• [The problem]: Return the material word for word. Do not include pictures.

─── Data records

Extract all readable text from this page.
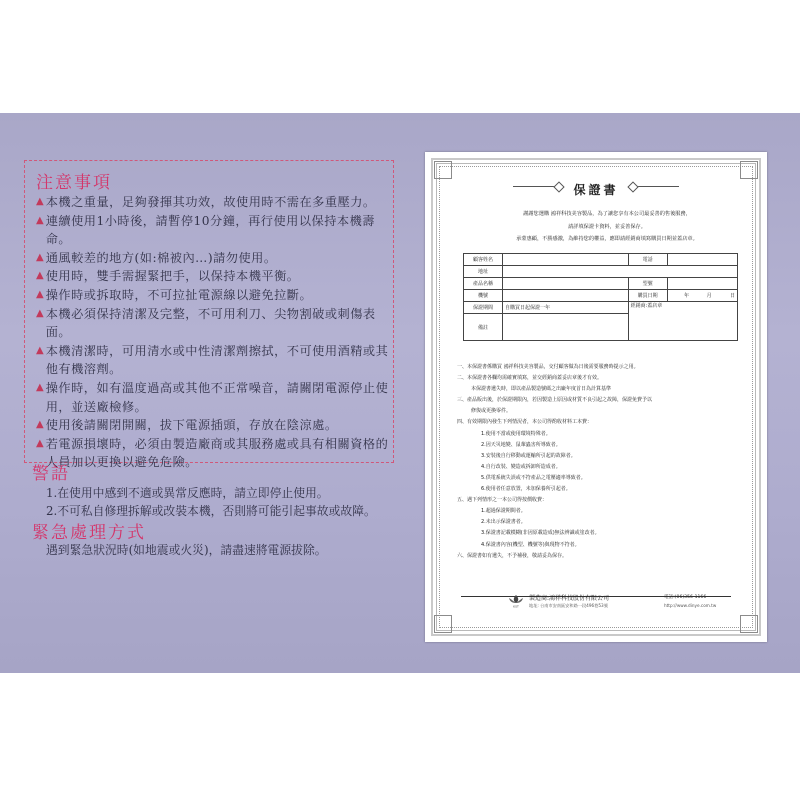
注意事項
▲ 本機之重量，足夠發揮其功效，故使用時不需在多重壓力。
▲ 連續使用1小時後，請暫停10分鐘，再行使用以保持本機壽命。
▲ 通風較差的地方(如:棉被內…)請勿使用。
▲ 使用時，雙手需握緊把手，以保持本機平衡。
▲ 操作時或拆取時，不可拉扯電源線以避免拉斷。
▲ 本機必須保持清潔及完整，不可用利刀、尖物割破或刺傷表面。
▲ 本機清潔時，可用清水或中性清潔劑擦拭，不可使用酒精或其他有機溶劑。
▲ 操作時，如有溫度過高或其他不正常噪音，請關閉電源停止使用，並送廠檢修。
▲ 使用後請關閉開關，拔下電源插頭，存放在陰涼處。
▲ 若電源損壞時，必須由製造廠商或其服務處或具有相關資格的人員加以更換以避免危險。
警語
1.在使用中感到不適或異常反應時，請立即停止使用。
2.不可私自修理拆解或改裝本機，否則將可能引起事故或故障。
緊急處理方式

遇到緊急狀況時(如地震或火災)，請盡速將電源拔除。

保證書
謝謝您選購 鴻祥科技美容製品，為了讓您享有本公司最妥善的售後服務，
請詳填保證卡資料，並妥善保存。
承蒙惠顧，不勝感激，為維持您的權益，應即請經銷商填寫購買日期並蓋店章。
顧客姓名		電話			
地址					
產品名稱		型號			
機號		購買日期	年	月	日
保證期間	自購買日起保證一年	經銷商:蓋店章			
備註					
一、本保證書係購買 鴻祥科技美容製品，交付顧客做為日後需要服務時提示之用。
二、本保證書各欄均需確實填寫，並交經銷商蓋妥店章後才有效。
本保證書遺失時，即以產品製造號碼之出廠年度首日為計算基準
三、產品販出後，於保證期限內，若因製造上原因或材質不良引起之故障，保證免費予以
修復或更換零件。
四、有效期限內發生下列情況者，本公司得酌收材料工本費：
1.使用不當或使用環境特殊者。
2.因天災地變、鼠輩蟲害所導致者。
3.安裝後自行移動或運輸所引起的故障者。
4.自行改裝、變造或拆卸所造成者。
5.供電系統失誤或不符產品之電壓適率導致者。
6.使用者任意放置，未加保養所引起者。
五、遇下列情形之一本公司得按價收費：
1.超過保證期間者。
2.未出示保證書者。
3.保證書記載模糊(非因原載造成)無法辨識或塗改者。
4.保證書內容(機型、機號等)與現物不符者。
六、保證書如有遺失，不予補發，敬請妥為保存。
KST

製造商:鴻祥科技股份有限公司	電話:(06)356-1166

地址: 台南市安南區安和路一段496巷53號	http://www.dinye.com.tw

──────

• [Written solution]:
Extract all readable text from this page.
注意事項
▲ 本機之重量，足夠發揮其功效，故使用時不需在多重壓力。
▲ 連續使用1小時後，請暫停10分鐘，再行使用以保持本機壽命。
▲ 通風較差的地方(如:棉被內…)請勿使用。
▲ 使用時，雙手需握緊把手，以保持本機平衡。
▲ 操作時或拆取時，不可拉扯電源線以避免拉斷。
▲ 本機必須保持清潔及完整，不可用利刀、尖物割破或刺傷表面。
▲ 本機清潔時，可用清水或中性清潔劑擦拭，不可使用酒精或其他有機溶劑。
▲ 操作時，如有溫度過高或其他不正常噪音，請關閉電源停止使用，並送廠檢修。
▲ 使用後請關閉開關，拔下電源插頭，存放在陰涼處。
▲ 若電源損壞時，必須由製造廠商或其服務處或具有相關資格的人員加以更換以避免危險。
警語
1.在使用中感到不適或異常反應時，請立即停止使用。
2.不可私自修理拆解或改裝本機，否則將可能引起事故或故障。
緊急處理方式

遇到緊急狀況時(如地震或火災)，請盡速將電源拔除。

保證書
謝謝您選購 鴻祥科技美容製品，為了讓您享有本公司最妥善的售後服務，
請詳填保證卡資料，並妥善保存。
承蒙惠顧，不勝感激，為維持您的權益，應即請經銷商填寫購買日期並蓋店章。
顧客姓名		電話			
地址					
產品名稱		型號			
機號		購買日期	年	月	日
保證期間	自購買日起保證一年	經銷商:蓋店章			
備註					
一、本保證書係購買 鴻祥科技美容製品，交付顧客做為日後需要服務時提示之用。
二、本保證書各欄均需確實填寫，並交經銷商蓋妥店章後才有效。
本保證書遺失時，即以產品製造號碼之出廠年度首日為計算基準
三、產品販出後，於保證期限內，若因製造上原因或材質不良引起之故障，保證免費予以
修復或更換零件。
四、有效期限內發生下列情況者，本公司得酌收材料工本費：
1.使用不當或使用環境特殊者。
2.因天災地變、鼠輩蟲害所導致者。
3.安裝後自行移動或運輸所引起的故障者。
4.自行改裝、變造或拆卸所造成者。
5.供電系統失誤或不符產品之電壓適率導致者。
6.使用者任意放置，未加保養所引起者。
五、遇下列情形之一本公司得按價收費：
1.超過保證期間者。
2.未出示保證書者。
3.保證書記載模糊(非因原載造成)無法辨識或塗改者。
4.保證書內容(機型、機號等)與現物不符者。
六、保證書如有遺失，不予補發，敬請妥為保存。
KST

製造商:鴻祥科技股份有限公司	電話:(06)356-1166

地址: 台南市安南區安和路一段496巷53號	http://www.dinye.com.tw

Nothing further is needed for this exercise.